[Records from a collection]
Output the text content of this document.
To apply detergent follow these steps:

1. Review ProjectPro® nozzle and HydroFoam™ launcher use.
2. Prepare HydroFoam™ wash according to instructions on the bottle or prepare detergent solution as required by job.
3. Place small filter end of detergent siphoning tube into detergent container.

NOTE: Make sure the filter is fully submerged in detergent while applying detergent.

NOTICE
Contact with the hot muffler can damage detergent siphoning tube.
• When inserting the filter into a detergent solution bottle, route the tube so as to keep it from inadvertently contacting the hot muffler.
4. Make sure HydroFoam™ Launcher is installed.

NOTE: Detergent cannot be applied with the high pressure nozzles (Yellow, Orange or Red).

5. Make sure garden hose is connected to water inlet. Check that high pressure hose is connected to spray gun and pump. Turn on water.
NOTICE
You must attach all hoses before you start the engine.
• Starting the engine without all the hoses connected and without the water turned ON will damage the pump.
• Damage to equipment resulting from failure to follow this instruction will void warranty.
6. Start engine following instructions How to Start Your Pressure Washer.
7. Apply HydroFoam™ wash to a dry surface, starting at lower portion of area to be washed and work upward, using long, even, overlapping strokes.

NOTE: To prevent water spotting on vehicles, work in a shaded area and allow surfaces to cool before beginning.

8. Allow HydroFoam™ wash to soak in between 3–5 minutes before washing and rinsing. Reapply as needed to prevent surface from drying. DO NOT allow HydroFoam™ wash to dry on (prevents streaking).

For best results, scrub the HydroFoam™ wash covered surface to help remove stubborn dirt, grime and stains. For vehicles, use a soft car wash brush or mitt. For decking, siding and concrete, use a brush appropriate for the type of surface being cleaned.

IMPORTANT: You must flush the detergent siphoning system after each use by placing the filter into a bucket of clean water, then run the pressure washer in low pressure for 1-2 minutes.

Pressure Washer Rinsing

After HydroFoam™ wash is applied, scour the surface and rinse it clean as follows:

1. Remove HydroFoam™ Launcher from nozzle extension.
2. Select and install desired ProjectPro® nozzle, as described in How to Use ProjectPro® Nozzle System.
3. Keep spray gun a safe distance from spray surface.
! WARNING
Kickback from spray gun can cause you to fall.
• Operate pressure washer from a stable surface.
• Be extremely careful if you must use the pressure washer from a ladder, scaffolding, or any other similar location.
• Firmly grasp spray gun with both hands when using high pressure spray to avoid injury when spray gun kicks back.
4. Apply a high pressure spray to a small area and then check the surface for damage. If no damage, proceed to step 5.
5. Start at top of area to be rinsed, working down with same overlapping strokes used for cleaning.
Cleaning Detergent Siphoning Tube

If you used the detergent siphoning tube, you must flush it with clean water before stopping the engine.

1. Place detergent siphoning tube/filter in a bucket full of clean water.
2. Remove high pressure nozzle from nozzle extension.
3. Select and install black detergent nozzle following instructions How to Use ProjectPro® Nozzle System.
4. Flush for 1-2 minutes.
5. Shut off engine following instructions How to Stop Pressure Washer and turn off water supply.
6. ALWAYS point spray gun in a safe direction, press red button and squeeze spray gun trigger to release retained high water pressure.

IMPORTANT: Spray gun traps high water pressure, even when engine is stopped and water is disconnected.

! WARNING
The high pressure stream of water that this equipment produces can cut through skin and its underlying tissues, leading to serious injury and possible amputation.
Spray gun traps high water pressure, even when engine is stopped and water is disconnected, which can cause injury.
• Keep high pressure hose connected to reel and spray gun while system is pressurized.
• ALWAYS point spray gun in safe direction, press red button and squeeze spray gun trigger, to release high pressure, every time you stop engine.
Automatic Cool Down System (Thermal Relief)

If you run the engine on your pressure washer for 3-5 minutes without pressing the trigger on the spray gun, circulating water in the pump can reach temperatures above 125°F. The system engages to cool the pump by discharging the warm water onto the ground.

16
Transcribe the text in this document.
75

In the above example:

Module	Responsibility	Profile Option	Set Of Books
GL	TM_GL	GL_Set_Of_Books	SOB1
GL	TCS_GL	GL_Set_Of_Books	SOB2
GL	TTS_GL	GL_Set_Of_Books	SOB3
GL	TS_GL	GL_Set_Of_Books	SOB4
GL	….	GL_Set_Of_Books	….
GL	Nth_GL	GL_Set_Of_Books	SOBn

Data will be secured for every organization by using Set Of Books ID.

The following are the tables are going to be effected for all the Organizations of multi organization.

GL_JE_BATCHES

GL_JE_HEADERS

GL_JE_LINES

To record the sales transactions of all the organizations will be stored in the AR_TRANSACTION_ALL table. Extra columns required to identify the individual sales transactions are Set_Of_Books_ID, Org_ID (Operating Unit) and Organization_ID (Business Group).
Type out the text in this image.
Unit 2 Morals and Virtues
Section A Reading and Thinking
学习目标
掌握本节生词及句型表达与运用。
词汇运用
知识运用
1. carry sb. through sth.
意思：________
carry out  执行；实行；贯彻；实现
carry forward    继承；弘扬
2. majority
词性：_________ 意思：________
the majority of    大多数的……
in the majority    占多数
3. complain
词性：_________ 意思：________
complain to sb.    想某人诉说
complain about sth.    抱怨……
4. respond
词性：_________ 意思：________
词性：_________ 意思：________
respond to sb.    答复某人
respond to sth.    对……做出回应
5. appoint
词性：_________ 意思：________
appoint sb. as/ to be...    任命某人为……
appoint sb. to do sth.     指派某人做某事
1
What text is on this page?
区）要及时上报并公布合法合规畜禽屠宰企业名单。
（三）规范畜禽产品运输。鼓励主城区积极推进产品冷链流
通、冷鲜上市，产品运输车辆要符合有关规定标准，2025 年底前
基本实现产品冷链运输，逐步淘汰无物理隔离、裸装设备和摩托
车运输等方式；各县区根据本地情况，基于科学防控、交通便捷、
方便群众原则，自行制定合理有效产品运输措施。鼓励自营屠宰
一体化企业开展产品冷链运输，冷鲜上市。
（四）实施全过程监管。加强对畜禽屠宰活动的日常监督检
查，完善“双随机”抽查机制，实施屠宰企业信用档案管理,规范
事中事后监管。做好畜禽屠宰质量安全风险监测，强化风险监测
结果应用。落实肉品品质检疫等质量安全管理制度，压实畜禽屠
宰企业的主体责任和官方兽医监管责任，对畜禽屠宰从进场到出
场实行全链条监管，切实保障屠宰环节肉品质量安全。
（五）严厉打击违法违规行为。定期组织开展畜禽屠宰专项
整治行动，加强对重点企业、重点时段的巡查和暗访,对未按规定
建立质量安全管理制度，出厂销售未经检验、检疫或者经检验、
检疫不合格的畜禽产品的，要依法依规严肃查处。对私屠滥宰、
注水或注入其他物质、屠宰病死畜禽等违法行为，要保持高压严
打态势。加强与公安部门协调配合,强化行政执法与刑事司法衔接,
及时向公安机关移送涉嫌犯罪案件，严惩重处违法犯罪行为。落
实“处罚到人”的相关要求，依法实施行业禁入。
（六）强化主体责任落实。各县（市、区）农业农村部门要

:: REQUIRED TASK ::
Scan the data above; copy every line where "Select" appears.

:: WRITTEN ANSWER ::
2. Select and install desired ProjectPro® nozzle, as described in How to Use ProjectPro® Nozzle System.
3. Select and install black detergent nozzle following instructions How to Use ProjectPro® Nozzle System.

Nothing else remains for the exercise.